◆ INSTRUCTIONS TO FOLLOW
Every line that holds the string "content" is to be identified and copied.

◆ INPUT MATERIAL
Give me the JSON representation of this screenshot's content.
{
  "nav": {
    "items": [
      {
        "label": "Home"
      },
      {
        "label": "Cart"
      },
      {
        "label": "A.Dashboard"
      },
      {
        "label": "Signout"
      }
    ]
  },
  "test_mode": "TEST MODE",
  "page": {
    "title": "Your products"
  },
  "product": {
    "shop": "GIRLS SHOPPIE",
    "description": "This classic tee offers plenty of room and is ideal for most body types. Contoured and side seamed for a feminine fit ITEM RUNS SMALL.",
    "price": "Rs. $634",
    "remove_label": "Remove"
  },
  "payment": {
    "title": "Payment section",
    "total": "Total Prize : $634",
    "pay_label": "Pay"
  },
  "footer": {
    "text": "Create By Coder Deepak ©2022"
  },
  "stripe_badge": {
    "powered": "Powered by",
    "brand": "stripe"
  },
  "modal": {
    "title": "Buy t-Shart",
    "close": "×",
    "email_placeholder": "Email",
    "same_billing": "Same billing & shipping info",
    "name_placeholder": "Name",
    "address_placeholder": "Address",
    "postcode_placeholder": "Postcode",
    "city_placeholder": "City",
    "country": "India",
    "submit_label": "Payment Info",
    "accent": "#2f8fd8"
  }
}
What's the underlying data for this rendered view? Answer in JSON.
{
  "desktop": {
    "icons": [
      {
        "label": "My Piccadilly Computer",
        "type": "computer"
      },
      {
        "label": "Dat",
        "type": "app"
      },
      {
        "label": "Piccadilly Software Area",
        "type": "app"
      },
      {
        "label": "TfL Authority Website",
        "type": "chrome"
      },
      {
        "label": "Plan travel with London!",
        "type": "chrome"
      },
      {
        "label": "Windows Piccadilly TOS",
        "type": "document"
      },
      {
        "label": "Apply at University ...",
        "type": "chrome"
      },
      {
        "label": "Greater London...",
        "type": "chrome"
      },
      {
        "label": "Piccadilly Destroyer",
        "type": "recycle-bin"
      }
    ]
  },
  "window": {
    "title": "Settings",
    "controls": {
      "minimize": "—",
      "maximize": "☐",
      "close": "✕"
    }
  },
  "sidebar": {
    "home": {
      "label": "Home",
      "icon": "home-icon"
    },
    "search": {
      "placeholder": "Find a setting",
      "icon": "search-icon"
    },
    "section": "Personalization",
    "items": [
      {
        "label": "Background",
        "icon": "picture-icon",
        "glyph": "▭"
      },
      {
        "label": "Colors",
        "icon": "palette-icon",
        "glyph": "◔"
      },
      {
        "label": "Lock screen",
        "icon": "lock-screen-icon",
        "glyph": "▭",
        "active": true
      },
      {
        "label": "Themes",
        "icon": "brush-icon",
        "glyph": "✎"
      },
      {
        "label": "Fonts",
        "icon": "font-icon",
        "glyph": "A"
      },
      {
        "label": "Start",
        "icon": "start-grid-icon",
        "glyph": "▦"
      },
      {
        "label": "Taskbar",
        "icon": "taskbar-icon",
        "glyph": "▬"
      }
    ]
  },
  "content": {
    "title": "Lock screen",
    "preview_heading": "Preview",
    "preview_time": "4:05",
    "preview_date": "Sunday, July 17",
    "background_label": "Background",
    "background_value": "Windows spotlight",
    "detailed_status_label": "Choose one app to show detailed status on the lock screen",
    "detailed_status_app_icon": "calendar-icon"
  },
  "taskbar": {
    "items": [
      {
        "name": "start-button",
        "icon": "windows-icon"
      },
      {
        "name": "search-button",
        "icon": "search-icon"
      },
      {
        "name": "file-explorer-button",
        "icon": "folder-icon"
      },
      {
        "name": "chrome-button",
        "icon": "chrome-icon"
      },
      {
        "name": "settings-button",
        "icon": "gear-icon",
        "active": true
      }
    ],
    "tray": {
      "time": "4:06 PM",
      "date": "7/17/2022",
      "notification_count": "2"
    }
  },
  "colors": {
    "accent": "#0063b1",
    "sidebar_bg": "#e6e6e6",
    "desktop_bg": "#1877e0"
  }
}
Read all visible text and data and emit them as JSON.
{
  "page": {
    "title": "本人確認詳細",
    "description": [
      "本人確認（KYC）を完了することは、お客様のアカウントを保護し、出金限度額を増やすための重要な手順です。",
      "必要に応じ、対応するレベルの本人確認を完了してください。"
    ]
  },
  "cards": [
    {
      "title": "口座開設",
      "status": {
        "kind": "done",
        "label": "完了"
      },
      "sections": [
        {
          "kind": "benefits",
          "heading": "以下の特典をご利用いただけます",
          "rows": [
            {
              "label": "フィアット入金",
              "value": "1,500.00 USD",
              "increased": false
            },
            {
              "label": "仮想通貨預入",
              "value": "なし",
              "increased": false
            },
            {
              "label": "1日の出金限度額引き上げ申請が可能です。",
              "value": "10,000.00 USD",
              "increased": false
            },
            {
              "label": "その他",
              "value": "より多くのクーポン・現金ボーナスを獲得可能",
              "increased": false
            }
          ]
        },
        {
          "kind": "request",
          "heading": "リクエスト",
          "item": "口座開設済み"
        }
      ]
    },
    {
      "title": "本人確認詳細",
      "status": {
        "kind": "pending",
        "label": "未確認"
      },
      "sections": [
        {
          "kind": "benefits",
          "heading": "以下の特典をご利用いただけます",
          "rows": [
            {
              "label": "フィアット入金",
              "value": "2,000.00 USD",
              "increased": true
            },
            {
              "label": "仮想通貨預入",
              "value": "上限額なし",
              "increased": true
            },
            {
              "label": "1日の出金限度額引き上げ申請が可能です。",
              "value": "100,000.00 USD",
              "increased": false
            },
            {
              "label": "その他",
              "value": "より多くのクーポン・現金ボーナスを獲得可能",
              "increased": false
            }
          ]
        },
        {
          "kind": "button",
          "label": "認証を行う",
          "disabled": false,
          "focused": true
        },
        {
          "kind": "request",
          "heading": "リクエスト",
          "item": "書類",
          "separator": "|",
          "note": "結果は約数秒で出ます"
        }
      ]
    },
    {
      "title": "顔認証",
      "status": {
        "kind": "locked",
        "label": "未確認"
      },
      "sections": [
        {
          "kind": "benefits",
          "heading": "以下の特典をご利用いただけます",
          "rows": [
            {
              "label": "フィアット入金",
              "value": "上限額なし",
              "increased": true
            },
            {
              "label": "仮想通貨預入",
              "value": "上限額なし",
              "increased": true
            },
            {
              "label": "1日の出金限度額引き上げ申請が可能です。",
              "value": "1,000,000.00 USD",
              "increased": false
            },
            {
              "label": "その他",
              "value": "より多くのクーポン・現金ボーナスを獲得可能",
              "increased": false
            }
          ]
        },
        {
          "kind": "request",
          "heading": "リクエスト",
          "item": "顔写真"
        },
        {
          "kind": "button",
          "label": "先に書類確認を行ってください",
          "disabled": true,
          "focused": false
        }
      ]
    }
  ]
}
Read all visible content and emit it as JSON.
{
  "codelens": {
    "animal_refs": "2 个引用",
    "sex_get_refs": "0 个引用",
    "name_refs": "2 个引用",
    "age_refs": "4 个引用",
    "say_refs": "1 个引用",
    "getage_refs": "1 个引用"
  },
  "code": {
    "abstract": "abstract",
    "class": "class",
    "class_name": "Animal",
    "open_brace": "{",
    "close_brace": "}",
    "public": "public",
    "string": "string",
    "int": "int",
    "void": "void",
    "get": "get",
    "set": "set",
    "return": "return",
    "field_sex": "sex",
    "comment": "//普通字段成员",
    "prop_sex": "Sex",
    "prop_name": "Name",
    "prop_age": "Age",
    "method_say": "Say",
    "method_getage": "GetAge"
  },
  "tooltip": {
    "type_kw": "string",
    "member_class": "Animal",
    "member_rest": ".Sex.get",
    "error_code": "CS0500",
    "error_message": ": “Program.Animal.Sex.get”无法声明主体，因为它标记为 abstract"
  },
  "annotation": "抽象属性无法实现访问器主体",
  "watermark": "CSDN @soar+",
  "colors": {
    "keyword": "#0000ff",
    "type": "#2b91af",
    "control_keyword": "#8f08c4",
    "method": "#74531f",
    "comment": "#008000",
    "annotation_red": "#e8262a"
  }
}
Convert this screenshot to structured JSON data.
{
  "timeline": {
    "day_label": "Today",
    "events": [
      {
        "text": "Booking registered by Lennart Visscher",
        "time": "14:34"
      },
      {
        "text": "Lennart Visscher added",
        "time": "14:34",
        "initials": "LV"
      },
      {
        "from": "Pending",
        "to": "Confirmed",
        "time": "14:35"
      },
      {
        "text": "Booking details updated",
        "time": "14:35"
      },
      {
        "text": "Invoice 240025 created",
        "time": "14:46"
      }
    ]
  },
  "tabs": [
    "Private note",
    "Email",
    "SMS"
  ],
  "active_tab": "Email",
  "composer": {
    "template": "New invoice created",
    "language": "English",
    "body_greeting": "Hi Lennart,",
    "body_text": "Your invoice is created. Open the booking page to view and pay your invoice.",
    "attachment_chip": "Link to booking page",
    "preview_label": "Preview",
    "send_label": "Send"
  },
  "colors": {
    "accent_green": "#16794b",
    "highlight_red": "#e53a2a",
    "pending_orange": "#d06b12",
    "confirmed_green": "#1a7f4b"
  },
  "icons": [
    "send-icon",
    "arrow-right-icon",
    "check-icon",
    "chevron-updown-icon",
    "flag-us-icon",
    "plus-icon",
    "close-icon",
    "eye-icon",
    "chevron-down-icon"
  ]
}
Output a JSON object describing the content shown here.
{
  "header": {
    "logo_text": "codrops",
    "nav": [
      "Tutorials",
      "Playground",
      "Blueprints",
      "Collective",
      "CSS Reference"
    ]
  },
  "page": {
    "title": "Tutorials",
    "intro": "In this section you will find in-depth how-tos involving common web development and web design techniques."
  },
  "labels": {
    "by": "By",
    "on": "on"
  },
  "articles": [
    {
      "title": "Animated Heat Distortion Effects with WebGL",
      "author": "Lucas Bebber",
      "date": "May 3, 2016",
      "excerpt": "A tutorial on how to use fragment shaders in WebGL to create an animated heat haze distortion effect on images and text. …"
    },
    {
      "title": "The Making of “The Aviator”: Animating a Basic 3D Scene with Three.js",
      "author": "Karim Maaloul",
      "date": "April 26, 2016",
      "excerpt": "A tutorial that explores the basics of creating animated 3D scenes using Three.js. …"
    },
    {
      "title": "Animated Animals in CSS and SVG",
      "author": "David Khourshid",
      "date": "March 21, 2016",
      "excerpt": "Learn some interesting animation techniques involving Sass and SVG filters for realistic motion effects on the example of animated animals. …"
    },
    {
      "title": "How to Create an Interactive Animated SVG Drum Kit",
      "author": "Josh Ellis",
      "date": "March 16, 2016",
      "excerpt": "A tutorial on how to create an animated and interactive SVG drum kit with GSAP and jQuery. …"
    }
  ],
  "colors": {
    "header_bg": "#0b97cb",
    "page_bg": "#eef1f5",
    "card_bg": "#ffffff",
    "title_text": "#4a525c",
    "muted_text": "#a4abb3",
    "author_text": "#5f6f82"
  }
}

◆ RESPONSE
Give me the JSON representation of this screenshot's content.
  "content": {
Read all visible content and emit it as JSON.
Output a JSON object describing the content shown here.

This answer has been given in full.